**Exercise directions**
Locate every line in the material below that has the word "just". Copy each of those lines.

**Record excerpts**
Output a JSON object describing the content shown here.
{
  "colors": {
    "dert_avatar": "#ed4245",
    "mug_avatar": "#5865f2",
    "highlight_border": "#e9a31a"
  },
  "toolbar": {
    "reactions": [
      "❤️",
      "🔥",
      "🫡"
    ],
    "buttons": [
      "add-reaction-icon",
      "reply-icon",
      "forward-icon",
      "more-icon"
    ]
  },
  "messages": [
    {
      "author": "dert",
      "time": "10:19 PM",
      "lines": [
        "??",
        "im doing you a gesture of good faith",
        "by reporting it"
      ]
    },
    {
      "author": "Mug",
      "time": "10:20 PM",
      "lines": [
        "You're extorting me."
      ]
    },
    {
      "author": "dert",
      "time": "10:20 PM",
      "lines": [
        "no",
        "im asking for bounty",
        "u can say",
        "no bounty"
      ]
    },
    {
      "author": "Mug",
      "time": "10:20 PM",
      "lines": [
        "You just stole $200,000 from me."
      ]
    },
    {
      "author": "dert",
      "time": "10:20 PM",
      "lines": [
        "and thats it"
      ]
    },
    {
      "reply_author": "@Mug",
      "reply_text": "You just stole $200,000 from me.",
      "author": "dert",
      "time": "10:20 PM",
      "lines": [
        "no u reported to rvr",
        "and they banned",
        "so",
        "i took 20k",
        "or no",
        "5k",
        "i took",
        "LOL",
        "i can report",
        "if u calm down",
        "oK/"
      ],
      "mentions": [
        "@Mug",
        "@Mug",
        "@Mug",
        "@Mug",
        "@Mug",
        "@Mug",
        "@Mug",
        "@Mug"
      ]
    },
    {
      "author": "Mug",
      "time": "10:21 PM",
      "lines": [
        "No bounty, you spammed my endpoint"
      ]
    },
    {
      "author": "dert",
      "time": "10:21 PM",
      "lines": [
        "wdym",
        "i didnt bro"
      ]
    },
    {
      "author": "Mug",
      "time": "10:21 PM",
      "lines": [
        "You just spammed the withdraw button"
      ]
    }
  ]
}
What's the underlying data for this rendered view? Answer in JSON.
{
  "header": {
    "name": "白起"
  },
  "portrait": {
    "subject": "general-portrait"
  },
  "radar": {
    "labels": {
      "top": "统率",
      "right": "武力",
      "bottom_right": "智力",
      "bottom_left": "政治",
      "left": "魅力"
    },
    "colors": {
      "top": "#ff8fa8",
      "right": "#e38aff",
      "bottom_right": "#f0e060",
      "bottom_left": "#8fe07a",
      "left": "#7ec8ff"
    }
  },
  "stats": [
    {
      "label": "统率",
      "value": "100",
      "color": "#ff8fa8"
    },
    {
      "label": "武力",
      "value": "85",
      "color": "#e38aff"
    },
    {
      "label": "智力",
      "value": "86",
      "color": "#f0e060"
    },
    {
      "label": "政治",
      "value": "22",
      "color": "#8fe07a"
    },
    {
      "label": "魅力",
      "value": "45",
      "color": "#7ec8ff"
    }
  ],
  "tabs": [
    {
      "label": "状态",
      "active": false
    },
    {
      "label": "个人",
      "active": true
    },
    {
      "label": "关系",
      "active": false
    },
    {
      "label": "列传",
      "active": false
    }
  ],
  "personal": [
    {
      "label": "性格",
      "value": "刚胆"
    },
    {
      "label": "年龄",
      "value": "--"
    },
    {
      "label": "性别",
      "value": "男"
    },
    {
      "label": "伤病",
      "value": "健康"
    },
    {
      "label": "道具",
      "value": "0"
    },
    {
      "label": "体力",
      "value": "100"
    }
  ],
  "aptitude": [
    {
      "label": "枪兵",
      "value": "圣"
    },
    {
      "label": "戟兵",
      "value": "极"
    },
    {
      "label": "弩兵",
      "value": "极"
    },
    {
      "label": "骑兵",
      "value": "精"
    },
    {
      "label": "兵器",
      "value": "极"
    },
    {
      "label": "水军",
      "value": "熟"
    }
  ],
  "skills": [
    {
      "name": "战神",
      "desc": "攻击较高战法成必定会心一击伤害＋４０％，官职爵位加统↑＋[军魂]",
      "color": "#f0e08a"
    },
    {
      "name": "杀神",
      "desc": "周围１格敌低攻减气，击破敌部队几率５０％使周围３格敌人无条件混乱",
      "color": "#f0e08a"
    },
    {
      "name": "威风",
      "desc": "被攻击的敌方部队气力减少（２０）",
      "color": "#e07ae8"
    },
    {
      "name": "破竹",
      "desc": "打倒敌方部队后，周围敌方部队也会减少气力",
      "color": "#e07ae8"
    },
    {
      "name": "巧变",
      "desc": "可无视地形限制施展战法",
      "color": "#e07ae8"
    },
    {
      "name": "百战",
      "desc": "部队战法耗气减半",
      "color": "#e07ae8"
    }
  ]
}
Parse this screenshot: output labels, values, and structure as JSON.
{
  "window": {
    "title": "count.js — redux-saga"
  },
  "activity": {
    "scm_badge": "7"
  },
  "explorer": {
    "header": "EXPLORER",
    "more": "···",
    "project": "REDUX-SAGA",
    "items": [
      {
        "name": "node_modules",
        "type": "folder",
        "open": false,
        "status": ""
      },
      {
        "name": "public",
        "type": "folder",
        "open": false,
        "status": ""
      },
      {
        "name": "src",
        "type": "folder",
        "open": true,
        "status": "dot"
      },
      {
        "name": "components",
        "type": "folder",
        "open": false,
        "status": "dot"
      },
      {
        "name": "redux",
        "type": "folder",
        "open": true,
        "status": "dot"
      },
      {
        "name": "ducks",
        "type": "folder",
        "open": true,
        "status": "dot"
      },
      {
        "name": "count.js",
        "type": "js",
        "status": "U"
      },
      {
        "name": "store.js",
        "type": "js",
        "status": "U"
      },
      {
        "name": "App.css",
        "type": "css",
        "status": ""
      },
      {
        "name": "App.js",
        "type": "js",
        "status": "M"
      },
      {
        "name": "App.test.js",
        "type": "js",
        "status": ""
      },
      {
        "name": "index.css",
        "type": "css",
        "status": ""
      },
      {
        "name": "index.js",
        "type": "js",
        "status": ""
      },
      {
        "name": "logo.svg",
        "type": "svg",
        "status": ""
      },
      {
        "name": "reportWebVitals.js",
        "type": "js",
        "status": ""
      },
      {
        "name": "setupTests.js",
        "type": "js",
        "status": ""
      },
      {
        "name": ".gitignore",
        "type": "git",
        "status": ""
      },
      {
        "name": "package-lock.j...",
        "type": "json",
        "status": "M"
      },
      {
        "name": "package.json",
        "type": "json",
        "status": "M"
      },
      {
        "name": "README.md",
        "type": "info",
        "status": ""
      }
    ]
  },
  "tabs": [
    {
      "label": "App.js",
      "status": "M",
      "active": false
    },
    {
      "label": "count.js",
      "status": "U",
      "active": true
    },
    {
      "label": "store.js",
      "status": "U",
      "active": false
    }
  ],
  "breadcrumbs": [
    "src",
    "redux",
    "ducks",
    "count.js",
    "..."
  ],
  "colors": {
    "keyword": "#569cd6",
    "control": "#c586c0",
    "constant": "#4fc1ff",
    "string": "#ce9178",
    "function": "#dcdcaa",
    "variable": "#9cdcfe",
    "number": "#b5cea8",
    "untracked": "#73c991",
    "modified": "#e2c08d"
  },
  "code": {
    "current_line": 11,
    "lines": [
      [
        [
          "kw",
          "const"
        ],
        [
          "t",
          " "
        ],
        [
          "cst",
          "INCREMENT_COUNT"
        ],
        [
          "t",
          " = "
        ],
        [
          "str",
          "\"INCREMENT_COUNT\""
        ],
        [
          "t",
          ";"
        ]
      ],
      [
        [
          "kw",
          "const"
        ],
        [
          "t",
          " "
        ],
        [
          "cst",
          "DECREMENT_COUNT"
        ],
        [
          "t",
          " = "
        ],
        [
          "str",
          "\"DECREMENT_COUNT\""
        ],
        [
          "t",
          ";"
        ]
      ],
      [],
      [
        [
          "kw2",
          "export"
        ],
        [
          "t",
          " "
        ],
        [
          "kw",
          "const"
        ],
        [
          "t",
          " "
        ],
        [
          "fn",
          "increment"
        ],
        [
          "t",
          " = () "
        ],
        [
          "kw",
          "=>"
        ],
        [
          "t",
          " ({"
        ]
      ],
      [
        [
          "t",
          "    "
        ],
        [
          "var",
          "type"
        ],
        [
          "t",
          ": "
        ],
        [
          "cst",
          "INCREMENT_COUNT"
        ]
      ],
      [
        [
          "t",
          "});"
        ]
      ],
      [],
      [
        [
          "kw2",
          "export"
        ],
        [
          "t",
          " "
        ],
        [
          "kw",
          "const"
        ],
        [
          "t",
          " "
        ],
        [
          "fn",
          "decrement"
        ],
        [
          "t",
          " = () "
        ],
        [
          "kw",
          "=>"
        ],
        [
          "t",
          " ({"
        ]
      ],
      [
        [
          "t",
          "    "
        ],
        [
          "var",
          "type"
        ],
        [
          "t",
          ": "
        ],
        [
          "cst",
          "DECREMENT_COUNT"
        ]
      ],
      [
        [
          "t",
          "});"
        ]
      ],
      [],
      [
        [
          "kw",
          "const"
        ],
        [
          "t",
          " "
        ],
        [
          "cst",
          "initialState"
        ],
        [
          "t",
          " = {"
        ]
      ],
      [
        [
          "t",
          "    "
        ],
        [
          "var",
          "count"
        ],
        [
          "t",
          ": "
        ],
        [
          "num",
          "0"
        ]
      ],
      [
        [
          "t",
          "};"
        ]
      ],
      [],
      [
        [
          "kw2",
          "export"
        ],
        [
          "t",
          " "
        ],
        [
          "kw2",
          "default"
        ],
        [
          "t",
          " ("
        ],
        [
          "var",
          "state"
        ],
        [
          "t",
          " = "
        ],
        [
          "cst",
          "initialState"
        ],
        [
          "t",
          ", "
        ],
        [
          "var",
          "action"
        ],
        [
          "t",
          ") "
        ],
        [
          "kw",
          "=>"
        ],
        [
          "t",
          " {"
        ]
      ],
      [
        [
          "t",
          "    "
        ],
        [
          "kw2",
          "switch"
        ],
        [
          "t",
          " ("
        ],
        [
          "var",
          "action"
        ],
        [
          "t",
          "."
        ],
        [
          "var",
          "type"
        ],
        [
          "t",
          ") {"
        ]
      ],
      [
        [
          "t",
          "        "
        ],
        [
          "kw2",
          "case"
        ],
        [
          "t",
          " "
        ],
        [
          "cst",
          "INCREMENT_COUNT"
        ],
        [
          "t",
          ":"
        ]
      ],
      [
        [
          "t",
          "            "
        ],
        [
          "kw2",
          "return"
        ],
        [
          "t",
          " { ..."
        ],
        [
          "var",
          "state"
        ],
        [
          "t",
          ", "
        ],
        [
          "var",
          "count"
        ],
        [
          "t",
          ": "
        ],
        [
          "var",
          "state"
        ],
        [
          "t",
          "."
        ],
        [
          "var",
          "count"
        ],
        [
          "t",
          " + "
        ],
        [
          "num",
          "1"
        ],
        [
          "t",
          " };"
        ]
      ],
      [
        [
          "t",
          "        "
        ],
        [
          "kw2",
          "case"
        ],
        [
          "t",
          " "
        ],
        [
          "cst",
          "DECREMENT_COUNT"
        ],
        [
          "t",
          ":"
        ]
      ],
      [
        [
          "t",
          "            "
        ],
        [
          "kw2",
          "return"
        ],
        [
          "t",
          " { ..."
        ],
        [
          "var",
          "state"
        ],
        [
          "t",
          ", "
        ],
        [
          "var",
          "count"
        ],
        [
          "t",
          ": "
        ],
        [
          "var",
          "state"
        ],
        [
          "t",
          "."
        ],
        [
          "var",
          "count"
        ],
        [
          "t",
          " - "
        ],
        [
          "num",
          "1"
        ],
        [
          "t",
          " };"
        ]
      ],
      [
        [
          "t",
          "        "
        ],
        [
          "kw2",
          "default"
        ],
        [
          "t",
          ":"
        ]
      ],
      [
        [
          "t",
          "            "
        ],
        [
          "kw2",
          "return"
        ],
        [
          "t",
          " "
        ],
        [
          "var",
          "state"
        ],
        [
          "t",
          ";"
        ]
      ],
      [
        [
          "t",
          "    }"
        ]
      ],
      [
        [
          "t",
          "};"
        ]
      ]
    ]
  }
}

**Written solution**
        "You just stole $200,000 from me."
      "reply_text": "You just stole $200,000 from me.",
        "You just spammed the withdraw button"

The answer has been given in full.